▶ _Exercise task_
Wherever the string "Channel" appears in the listing, copy that line.

▶ _Supplied material_
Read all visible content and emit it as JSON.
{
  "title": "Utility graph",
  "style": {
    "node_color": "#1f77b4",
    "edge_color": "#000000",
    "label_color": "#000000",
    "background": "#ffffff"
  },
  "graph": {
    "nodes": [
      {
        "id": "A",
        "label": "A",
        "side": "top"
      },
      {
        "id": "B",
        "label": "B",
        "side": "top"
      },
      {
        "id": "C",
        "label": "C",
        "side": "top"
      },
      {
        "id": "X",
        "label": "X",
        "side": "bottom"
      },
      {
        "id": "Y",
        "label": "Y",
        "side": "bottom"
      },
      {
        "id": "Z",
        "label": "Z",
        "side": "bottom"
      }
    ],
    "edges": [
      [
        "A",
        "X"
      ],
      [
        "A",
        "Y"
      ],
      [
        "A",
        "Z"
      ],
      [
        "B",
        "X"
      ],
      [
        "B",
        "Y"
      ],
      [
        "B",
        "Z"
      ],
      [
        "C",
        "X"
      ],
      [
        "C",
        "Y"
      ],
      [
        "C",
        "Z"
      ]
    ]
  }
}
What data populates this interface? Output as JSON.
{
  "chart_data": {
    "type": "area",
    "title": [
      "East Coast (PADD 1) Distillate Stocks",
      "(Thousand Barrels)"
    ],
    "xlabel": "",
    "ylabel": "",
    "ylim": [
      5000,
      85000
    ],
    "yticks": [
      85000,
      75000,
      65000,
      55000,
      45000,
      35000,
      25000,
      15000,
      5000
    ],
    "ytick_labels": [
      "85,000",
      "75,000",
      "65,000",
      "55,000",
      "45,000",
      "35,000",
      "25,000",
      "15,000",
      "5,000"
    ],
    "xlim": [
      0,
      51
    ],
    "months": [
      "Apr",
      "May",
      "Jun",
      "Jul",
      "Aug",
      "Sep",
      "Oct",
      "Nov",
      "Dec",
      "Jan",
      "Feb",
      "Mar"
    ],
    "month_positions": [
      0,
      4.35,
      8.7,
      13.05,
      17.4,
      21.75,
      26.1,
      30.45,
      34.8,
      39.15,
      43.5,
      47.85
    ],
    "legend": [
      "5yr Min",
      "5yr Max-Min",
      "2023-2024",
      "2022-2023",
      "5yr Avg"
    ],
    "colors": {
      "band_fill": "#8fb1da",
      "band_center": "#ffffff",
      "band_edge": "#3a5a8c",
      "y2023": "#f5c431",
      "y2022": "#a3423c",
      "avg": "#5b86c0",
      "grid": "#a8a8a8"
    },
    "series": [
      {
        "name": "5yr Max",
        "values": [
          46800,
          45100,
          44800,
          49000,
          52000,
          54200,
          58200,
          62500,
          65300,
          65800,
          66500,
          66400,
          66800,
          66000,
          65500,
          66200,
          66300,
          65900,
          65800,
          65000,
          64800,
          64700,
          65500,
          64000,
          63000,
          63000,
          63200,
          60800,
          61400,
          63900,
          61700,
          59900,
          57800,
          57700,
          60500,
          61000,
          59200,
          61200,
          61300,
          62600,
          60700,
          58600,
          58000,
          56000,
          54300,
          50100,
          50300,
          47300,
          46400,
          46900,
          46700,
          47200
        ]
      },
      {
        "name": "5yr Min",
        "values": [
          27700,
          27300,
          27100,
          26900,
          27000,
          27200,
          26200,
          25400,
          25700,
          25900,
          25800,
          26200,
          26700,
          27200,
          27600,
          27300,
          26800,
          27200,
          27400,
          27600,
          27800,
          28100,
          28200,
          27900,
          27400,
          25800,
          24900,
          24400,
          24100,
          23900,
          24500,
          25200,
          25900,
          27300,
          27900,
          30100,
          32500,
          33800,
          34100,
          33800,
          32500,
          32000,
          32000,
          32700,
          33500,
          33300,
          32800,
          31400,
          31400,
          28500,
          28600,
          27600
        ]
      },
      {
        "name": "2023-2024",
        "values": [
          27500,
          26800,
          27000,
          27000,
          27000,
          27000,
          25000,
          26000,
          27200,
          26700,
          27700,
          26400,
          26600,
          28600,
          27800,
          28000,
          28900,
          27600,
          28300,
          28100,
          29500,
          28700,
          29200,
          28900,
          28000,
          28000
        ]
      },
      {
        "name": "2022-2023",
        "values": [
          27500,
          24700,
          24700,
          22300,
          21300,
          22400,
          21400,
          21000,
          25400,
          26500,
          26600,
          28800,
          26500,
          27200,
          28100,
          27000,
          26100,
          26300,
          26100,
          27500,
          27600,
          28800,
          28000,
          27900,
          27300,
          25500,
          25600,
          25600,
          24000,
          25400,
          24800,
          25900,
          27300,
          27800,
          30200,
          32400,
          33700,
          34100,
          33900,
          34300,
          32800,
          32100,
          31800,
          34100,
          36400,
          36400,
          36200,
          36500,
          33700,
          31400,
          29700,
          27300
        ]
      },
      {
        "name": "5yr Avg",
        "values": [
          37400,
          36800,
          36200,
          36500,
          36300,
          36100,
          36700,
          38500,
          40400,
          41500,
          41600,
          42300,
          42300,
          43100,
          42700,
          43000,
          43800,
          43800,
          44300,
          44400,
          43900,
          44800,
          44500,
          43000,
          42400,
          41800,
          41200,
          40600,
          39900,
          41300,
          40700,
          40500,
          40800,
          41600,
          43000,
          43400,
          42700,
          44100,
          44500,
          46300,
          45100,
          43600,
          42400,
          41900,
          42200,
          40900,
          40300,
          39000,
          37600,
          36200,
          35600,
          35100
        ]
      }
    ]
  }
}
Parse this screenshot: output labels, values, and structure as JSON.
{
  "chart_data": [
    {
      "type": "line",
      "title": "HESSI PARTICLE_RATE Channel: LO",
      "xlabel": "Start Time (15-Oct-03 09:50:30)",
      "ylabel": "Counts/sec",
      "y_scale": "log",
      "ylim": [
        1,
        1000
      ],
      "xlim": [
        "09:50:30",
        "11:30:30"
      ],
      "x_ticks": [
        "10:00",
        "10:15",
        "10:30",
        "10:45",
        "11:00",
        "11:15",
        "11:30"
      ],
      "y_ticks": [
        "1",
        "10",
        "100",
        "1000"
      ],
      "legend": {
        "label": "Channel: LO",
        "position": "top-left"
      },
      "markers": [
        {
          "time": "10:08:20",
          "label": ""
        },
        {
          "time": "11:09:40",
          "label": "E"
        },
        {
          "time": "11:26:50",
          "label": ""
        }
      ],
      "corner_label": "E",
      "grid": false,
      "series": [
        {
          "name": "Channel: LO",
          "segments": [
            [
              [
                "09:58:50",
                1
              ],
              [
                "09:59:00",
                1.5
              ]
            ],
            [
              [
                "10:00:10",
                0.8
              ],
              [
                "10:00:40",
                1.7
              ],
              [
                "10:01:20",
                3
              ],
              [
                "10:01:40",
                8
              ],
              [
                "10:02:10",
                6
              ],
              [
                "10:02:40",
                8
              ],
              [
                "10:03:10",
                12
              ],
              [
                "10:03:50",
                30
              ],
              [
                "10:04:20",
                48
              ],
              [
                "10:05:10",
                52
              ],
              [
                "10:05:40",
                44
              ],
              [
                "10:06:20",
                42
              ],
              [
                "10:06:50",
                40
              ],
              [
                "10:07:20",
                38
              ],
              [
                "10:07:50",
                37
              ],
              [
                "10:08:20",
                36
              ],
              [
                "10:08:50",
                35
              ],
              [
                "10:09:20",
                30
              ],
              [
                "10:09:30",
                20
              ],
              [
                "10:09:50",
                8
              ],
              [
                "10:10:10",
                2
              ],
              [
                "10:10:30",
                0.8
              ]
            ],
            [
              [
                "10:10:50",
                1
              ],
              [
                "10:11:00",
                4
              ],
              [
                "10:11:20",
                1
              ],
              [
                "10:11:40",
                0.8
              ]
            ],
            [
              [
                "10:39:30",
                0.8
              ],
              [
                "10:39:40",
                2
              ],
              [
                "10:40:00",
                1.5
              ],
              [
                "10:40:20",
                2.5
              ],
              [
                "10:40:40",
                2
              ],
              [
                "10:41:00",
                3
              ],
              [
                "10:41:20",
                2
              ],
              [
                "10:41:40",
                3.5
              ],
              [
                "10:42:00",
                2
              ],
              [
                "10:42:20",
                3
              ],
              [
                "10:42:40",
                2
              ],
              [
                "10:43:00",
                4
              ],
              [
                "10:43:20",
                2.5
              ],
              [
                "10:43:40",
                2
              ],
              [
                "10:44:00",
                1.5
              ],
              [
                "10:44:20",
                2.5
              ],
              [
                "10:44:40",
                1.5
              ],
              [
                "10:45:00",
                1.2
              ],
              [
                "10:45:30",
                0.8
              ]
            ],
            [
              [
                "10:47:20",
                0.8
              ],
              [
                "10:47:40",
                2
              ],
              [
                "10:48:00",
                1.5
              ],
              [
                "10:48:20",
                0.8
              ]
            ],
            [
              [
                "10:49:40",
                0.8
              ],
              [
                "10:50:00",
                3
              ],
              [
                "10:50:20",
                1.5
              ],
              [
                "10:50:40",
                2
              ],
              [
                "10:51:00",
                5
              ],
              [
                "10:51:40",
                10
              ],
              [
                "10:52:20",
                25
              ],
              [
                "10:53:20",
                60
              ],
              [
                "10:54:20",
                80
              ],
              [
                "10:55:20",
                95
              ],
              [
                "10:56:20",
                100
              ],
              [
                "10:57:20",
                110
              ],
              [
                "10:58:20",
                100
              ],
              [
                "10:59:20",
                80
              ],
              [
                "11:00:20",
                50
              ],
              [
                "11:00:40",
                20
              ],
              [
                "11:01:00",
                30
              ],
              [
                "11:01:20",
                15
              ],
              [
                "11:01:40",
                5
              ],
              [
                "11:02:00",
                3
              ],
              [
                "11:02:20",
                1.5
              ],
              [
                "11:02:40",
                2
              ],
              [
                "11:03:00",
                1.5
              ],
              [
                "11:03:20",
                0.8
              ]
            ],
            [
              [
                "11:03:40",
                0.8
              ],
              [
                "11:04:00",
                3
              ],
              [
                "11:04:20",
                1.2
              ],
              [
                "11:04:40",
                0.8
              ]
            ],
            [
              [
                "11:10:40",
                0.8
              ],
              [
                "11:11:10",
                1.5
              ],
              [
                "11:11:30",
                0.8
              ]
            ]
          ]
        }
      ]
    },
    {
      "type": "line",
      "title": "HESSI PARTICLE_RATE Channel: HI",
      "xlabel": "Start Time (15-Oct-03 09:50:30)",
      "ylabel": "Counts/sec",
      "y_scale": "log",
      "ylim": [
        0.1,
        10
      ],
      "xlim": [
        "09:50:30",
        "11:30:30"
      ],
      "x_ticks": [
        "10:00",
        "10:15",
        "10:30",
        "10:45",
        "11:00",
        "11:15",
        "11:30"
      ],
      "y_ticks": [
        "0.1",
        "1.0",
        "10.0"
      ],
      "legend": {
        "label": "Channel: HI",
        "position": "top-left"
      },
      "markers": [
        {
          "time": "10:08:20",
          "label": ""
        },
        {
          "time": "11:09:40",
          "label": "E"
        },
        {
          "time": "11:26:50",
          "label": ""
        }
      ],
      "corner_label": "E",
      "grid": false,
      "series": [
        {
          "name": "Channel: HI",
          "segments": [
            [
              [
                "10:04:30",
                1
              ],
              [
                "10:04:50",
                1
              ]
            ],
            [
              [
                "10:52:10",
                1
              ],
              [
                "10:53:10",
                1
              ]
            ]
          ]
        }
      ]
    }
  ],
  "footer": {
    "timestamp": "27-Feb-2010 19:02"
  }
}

▶ _Result_
      "title": "HESSI PARTICLE_RATE Channel: LO",
        "label": "Channel: LO",
          "name": "Channel: LO",
      "title": "HESSI PARTICLE_RATE Channel: HI",
        "label": "Channel: HI",
          "name": "Channel: HI",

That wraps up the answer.